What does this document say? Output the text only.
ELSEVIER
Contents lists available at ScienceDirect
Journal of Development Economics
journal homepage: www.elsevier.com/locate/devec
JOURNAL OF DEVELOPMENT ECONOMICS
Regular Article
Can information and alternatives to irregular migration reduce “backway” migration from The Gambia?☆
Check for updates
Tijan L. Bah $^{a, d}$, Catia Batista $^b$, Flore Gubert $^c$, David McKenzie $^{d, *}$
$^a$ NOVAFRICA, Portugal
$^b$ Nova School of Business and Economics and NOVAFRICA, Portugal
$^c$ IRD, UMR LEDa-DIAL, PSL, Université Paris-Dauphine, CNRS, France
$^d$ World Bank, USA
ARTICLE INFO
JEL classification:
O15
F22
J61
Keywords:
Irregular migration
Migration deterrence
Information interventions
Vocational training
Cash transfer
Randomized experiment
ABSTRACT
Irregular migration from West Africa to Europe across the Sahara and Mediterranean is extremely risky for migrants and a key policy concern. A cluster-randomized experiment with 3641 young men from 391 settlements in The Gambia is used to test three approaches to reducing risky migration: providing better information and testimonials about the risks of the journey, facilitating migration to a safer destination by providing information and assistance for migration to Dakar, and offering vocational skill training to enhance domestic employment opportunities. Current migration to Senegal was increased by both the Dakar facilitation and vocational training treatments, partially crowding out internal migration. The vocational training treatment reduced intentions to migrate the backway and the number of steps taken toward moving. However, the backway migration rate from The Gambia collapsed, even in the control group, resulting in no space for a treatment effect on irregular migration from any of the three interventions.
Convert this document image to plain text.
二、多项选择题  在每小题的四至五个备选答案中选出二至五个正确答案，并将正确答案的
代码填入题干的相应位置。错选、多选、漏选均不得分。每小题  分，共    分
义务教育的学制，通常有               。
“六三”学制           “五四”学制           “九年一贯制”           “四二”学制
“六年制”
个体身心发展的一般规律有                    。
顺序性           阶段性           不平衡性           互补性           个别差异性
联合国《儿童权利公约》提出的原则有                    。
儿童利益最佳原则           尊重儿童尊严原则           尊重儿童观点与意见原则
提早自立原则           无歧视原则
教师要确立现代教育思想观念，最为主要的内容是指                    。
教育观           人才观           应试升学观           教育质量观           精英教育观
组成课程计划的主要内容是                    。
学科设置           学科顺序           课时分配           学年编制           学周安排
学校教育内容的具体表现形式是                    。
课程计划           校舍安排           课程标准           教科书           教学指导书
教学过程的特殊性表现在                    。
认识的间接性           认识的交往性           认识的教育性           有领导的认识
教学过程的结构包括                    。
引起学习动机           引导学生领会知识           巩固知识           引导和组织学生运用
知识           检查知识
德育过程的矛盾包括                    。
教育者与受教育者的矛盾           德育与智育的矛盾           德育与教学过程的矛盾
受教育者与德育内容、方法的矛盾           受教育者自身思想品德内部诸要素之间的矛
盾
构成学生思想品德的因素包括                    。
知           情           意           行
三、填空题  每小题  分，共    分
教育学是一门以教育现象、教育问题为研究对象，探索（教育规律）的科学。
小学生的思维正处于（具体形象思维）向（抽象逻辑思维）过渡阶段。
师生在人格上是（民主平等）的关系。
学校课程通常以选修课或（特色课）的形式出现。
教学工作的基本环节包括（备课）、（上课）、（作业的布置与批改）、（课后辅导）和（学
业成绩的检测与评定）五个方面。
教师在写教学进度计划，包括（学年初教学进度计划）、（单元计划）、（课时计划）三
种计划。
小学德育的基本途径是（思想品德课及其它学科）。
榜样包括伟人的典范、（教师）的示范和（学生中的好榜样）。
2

────────────────

TASK GOAL:
Extract, word for word, each line of the listing above.

RESPONSE TO THIS TASK:
What does this document say? Output the text only.
ELSEVIER
Contents lists available at ScienceDirect
Journal of Development Economics
journal homepage: www.elsevier.com/locate/devec
JOURNAL OF DEVELOPMENT ECONOMICS
Regular Article
Can information and alternatives to irregular migration reduce “backway” migration from The Gambia?☆
Check for updates
Tijan L. Bah $^{a, d}$, Catia Batista $^b$, Flore Gubert $^c$, David McKenzie $^{d, *}$
$^a$ NOVAFRICA, Portugal
$^b$ Nova School of Business and Economics and NOVAFRICA, Portugal
$^c$ IRD, UMR LEDa-DIAL, PSL, Université Paris-Dauphine, CNRS, France
$^d$ World Bank, USA
ARTICLE INFO
JEL classification:
O15
F22
J61
Keywords:
Irregular migration
Migration deterrence
Information interventions
Vocational training
Cash transfer
Randomized experiment
ABSTRACT
Irregular migration from West Africa to Europe across the Sahara and Mediterranean is extremely risky for migrants and a key policy concern. A cluster-randomized experiment with 3641 young men from 391 settlements in The Gambia is used to test three approaches to reducing risky migration: providing better information and testimonials about the risks of the journey, facilitating migration to a safer destination by providing information and assistance for migration to Dakar, and offering vocational skill training to enhance domestic employment opportunities. Current migration to Senegal was increased by both the Dakar facilitation and vocational training treatments, partially crowding out internal migration. The vocational training treatment reduced intentions to migrate the backway and the number of steps taken toward moving. However, the backway migration rate from The Gambia collapsed, even in the control group, resulting in no space for a treatment effect on irregular migration from any of the three interventions.
Convert this document image to plain text.
二、多项选择题  在每小题的四至五个备选答案中选出二至五个正确答案，并将正确答案的
代码填入题干的相应位置。错选、多选、漏选均不得分。每小题  分，共    分
义务教育的学制，通常有               。
“六三”学制           “五四”学制           “九年一贯制”           “四二”学制
“六年制”
个体身心发展的一般规律有                    。
顺序性           阶段性           不平衡性           互补性           个别差异性
联合国《儿童权利公约》提出的原则有                    。
儿童利益最佳原则           尊重儿童尊严原则           尊重儿童观点与意见原则
提早自立原则           无歧视原则
教师要确立现代教育思想观念，最为主要的内容是指                    。
教育观           人才观           应试升学观           教育质量观           精英教育观
组成课程计划的主要内容是                    。
学科设置           学科顺序           课时分配           学年编制           学周安排
学校教育内容的具体表现形式是                    。
课程计划           校舍安排           课程标准           教科书           教学指导书
教学过程的特殊性表现在                    。
认识的间接性           认识的交往性           认识的教育性           有领导的认识
教学过程的结构包括                    。
引起学习动机           引导学生领会知识           巩固知识           引导和组织学生运用
知识           检查知识
德育过程的矛盾包括                    。
教育者与受教育者的矛盾           德育与智育的矛盾           德育与教学过程的矛盾
受教育者与德育内容、方法的矛盾           受教育者自身思想品德内部诸要素之间的矛
盾
构成学生思想品德的因素包括                    。
知           情           意           行
三、填空题  每小题  分，共    分
教育学是一门以教育现象、教育问题为研究对象，探索（教育规律）的科学。
小学生的思维正处于（具体形象思维）向（抽象逻辑思维）过渡阶段。
师生在人格上是（民主平等）的关系。
学校课程通常以选修课或（特色课）的形式出现。
教学工作的基本环节包括（备课）、（上课）、（作业的布置与批改）、（课后辅导）和（学
业成绩的检测与评定）五个方面。
教师在写教学进度计划，包括（学年初教学进度计划）、（单元计划）、（课时计划）三
种计划。
小学德育的基本途径是（思想品德课及其它学科）。
榜样包括伟人的典范、（教师）的示范和（学生中的好榜样）。
2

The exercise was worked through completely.